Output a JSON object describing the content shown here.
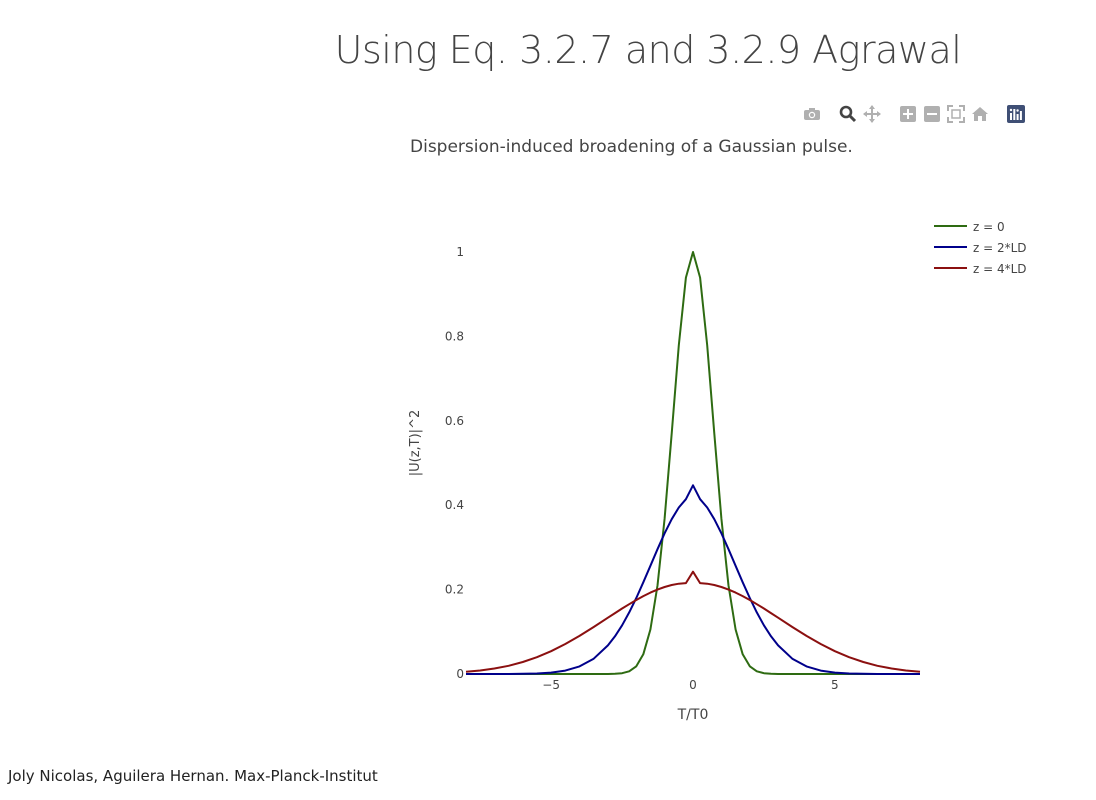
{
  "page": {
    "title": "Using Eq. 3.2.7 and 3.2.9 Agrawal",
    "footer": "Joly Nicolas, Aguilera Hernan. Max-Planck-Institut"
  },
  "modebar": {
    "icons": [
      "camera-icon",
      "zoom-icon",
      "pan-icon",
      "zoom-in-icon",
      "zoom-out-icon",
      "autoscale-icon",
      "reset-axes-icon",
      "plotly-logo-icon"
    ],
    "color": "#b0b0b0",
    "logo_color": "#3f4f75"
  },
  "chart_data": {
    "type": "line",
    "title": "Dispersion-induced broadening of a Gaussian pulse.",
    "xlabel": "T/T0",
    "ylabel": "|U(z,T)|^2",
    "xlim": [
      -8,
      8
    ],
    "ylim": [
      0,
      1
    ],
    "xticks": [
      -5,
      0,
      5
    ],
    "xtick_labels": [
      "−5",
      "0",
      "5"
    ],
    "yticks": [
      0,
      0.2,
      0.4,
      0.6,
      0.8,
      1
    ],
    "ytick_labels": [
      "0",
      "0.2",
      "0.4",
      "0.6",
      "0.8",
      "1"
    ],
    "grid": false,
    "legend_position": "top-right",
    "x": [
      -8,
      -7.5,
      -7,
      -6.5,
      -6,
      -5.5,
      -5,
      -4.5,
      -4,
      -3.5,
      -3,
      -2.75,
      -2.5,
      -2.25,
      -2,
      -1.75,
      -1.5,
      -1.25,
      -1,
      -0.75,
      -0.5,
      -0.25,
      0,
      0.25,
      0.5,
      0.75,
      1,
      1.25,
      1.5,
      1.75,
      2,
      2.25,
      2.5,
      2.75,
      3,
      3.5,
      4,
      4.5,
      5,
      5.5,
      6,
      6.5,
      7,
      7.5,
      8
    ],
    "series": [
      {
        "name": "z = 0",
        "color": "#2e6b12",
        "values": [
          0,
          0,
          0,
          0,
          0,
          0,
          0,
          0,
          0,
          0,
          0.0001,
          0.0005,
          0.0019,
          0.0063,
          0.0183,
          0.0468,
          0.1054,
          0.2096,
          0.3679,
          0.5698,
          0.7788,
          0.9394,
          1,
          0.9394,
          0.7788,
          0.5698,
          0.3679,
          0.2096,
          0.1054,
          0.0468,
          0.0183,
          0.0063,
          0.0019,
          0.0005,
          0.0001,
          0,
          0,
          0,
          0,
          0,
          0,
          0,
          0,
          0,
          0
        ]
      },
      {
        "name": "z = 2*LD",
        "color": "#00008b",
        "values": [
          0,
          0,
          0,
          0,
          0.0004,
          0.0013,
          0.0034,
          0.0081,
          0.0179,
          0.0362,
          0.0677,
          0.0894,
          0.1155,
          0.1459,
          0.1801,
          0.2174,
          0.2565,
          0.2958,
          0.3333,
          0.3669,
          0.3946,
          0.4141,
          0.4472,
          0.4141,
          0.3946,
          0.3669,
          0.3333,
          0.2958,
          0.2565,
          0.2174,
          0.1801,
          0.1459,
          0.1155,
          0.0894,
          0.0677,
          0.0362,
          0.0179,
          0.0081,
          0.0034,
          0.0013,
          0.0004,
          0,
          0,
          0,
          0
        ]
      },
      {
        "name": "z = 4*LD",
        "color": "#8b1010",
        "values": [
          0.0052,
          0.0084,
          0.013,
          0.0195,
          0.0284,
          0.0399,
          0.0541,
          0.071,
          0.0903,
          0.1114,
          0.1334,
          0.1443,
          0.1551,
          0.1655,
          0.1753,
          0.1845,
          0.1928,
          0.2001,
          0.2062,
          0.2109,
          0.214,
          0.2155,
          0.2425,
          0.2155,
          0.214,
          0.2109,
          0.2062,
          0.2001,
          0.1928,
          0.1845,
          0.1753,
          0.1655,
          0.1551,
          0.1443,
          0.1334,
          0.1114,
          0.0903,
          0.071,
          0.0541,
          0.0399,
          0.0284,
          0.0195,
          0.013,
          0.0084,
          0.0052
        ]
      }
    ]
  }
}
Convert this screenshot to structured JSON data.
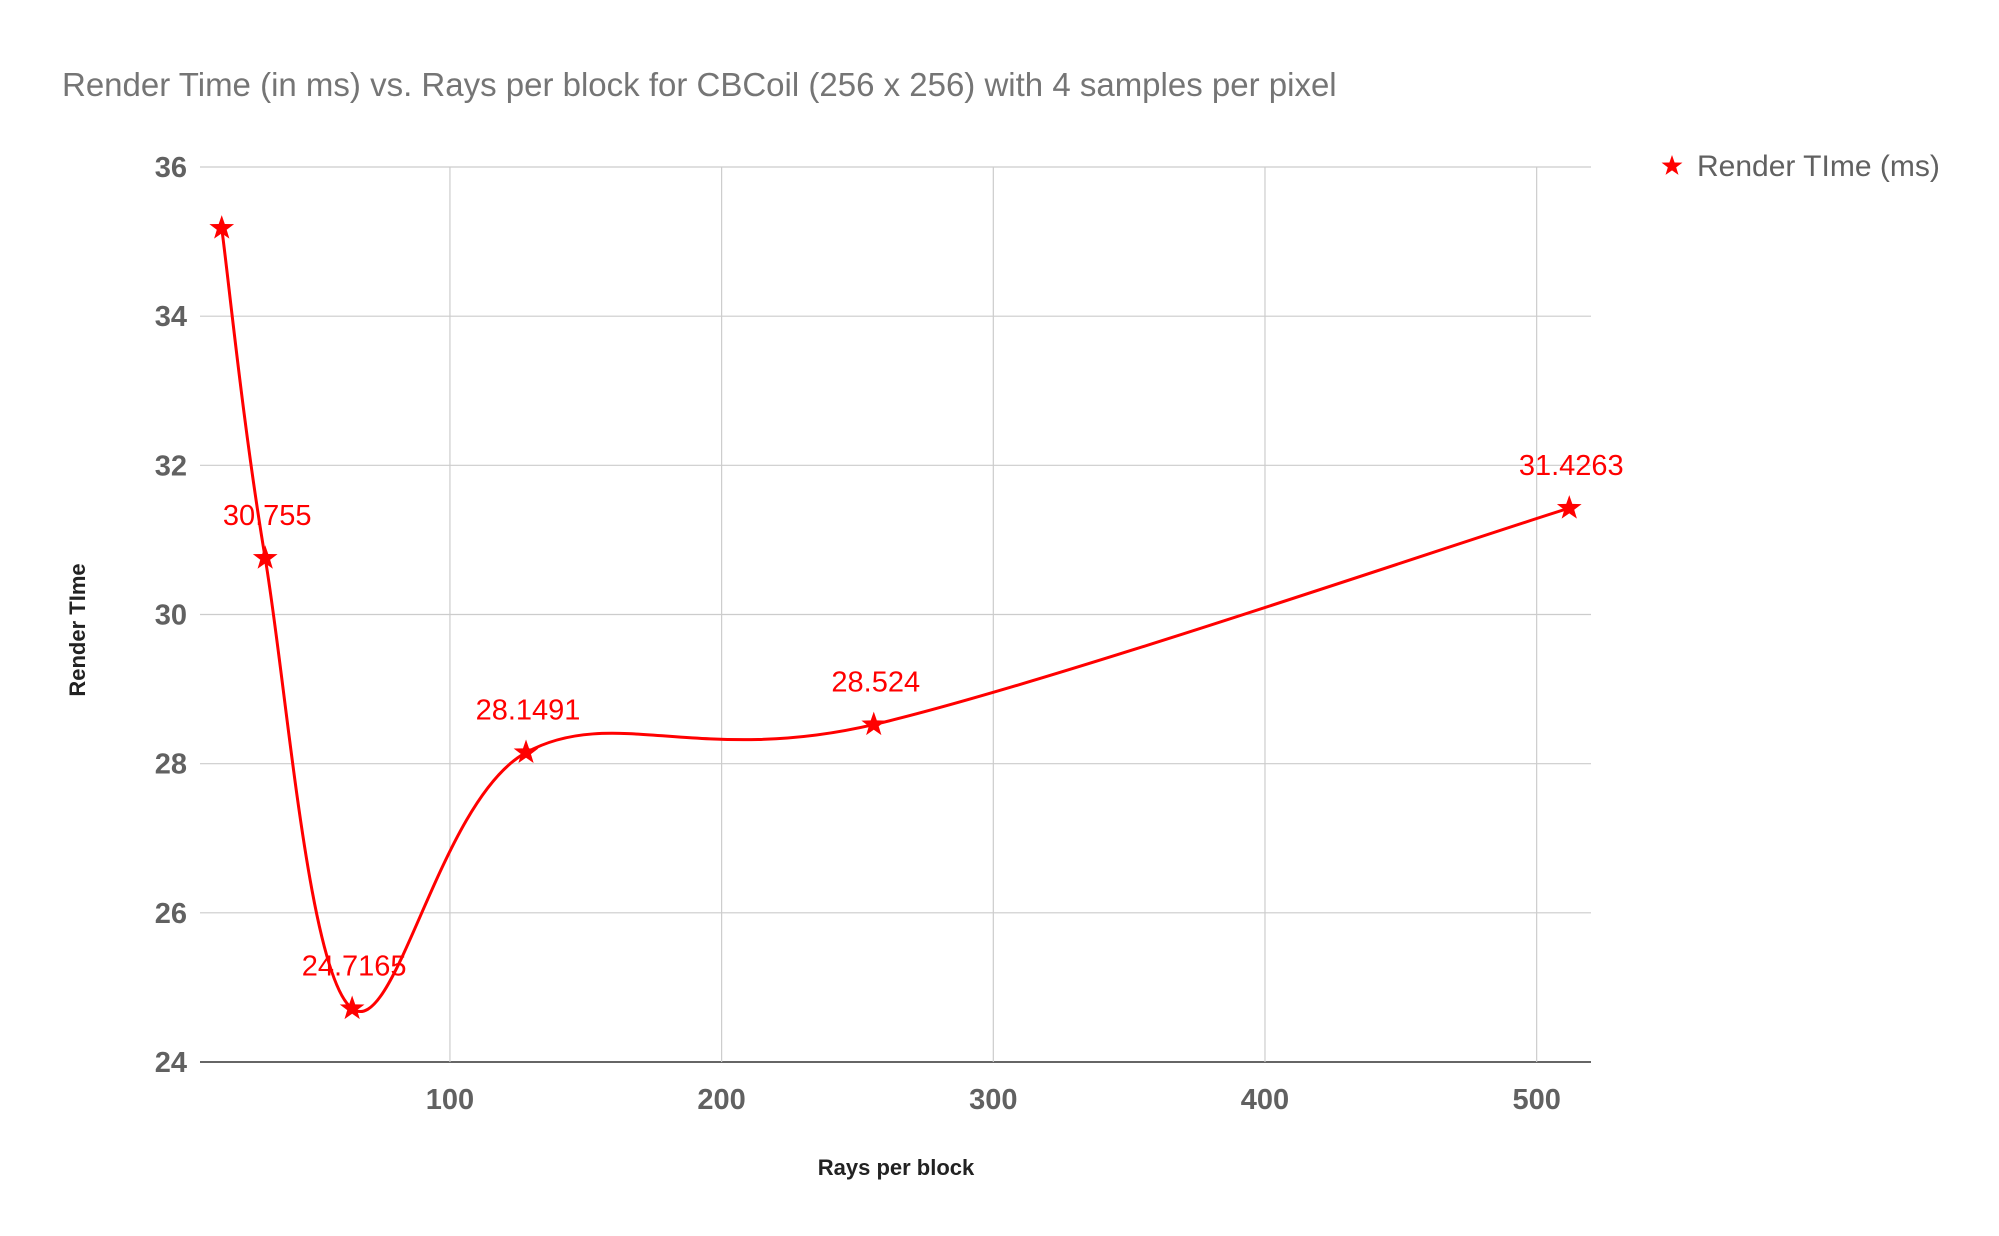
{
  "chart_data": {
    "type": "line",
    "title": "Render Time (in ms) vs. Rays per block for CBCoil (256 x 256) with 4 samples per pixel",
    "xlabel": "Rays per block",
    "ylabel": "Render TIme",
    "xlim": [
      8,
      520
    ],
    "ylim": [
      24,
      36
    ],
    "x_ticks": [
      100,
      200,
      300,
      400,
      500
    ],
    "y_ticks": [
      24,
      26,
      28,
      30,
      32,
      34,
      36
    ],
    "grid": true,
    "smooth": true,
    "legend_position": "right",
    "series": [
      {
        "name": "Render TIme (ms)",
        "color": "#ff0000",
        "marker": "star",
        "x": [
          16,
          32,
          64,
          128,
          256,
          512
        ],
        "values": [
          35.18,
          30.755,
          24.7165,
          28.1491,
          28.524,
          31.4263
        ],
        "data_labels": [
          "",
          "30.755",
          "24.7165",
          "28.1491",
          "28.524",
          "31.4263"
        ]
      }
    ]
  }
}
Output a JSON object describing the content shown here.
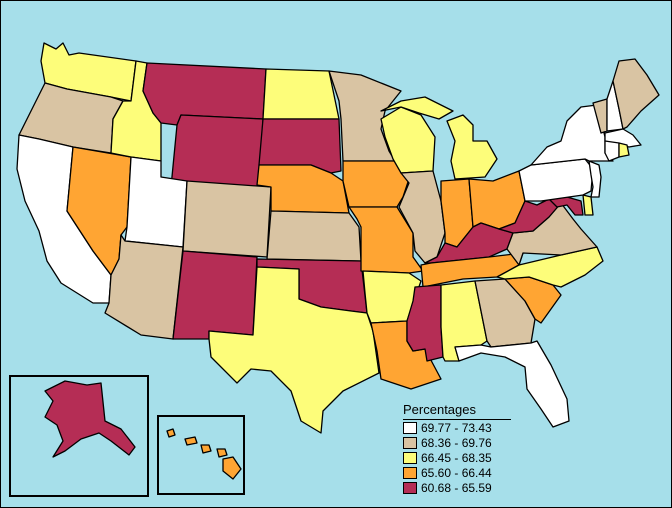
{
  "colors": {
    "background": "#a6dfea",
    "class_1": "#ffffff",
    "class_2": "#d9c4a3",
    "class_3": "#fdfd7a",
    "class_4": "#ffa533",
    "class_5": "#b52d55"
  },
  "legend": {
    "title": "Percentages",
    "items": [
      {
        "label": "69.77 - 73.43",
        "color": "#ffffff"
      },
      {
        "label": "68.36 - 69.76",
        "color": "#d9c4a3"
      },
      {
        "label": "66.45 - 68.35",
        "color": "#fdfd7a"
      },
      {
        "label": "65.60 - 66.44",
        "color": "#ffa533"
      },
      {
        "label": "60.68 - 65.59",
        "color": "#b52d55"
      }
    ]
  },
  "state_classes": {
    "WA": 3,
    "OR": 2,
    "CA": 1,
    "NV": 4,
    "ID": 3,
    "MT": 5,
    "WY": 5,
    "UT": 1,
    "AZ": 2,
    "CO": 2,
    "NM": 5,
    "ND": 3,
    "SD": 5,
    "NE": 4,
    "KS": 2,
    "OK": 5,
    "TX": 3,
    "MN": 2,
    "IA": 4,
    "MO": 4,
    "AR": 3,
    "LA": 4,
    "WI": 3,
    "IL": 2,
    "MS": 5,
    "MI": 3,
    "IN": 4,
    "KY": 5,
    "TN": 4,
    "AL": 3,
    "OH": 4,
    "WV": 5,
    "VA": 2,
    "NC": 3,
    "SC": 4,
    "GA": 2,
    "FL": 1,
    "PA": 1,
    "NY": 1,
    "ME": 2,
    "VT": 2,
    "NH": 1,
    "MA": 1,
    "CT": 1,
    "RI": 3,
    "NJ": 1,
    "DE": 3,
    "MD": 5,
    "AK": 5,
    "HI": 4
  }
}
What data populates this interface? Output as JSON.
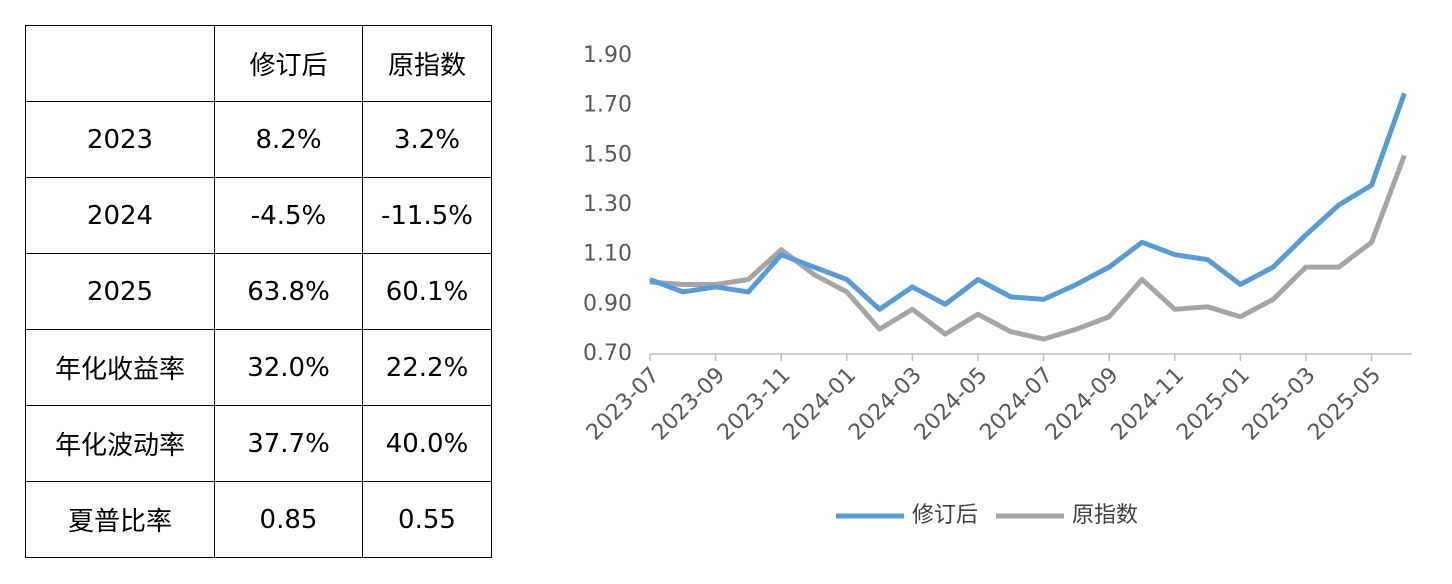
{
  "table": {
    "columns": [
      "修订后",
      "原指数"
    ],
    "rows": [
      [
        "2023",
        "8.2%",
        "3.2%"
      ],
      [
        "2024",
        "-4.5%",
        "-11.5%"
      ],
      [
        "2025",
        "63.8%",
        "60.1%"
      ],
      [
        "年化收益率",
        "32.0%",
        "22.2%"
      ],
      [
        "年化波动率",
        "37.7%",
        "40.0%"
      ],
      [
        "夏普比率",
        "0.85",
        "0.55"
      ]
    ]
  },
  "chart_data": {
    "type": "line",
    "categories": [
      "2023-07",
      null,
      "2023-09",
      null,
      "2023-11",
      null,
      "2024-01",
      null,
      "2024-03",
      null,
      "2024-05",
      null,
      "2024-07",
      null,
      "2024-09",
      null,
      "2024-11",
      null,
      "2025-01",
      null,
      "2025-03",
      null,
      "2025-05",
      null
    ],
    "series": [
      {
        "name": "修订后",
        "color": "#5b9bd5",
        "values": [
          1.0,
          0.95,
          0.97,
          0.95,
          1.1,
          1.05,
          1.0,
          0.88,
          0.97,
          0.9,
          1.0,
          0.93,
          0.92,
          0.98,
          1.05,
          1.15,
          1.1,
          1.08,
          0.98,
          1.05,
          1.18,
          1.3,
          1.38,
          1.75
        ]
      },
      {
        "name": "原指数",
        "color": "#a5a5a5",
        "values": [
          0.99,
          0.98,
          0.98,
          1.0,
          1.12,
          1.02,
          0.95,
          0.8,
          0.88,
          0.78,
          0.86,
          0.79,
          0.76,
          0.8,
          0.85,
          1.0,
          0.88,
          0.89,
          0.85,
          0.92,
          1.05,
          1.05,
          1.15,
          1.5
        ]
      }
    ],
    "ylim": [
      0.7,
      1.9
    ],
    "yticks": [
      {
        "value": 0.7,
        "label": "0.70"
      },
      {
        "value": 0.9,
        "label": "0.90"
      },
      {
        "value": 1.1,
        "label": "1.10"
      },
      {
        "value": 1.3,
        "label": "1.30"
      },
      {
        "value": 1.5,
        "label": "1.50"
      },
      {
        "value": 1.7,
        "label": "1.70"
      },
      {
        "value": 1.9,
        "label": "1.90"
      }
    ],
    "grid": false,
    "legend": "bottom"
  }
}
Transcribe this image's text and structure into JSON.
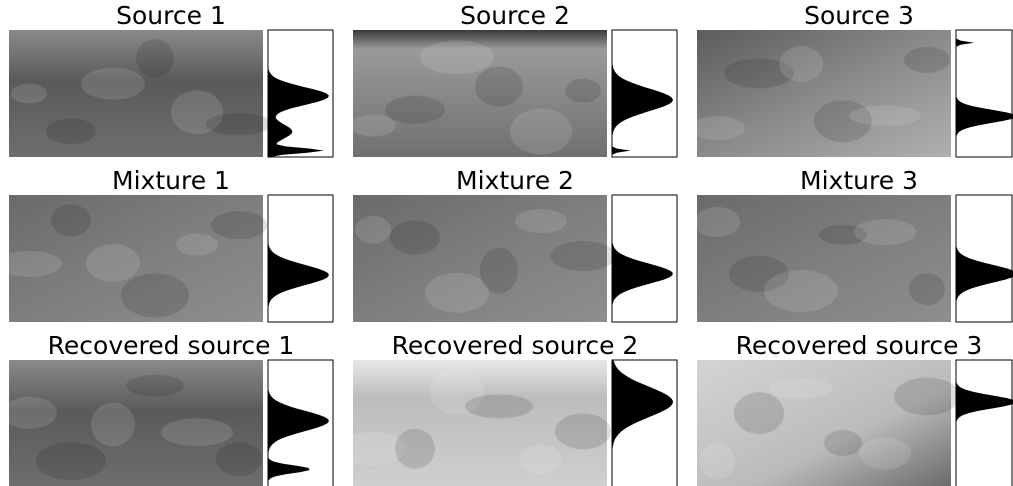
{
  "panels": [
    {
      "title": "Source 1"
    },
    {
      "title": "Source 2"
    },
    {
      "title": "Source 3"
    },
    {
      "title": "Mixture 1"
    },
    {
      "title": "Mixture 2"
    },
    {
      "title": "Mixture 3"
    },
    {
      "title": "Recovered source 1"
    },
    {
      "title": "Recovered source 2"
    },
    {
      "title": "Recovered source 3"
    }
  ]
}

Instructions for the task: Copy out only the lines beginning at the line with "Transcribe this image's" and ending at the last line of the entries. Keep them exact; drop pictures.

Response:
Transcribe this image's text and structure into JSON.
{
  "panels": [
    {
      "title": "Source 1"
    },
    {
      "title": "Source 2"
    },
    {
      "title": "Source 3"
    },
    {
      "title": "Mixture 1"
    },
    {
      "title": "Mixture 2"
    },
    {
      "title": "Mixture 3"
    },
    {
      "title": "Recovered source 1"
    },
    {
      "title": "Recovered source 2"
    },
    {
      "title": "Recovered source 3"
    }
  ]
}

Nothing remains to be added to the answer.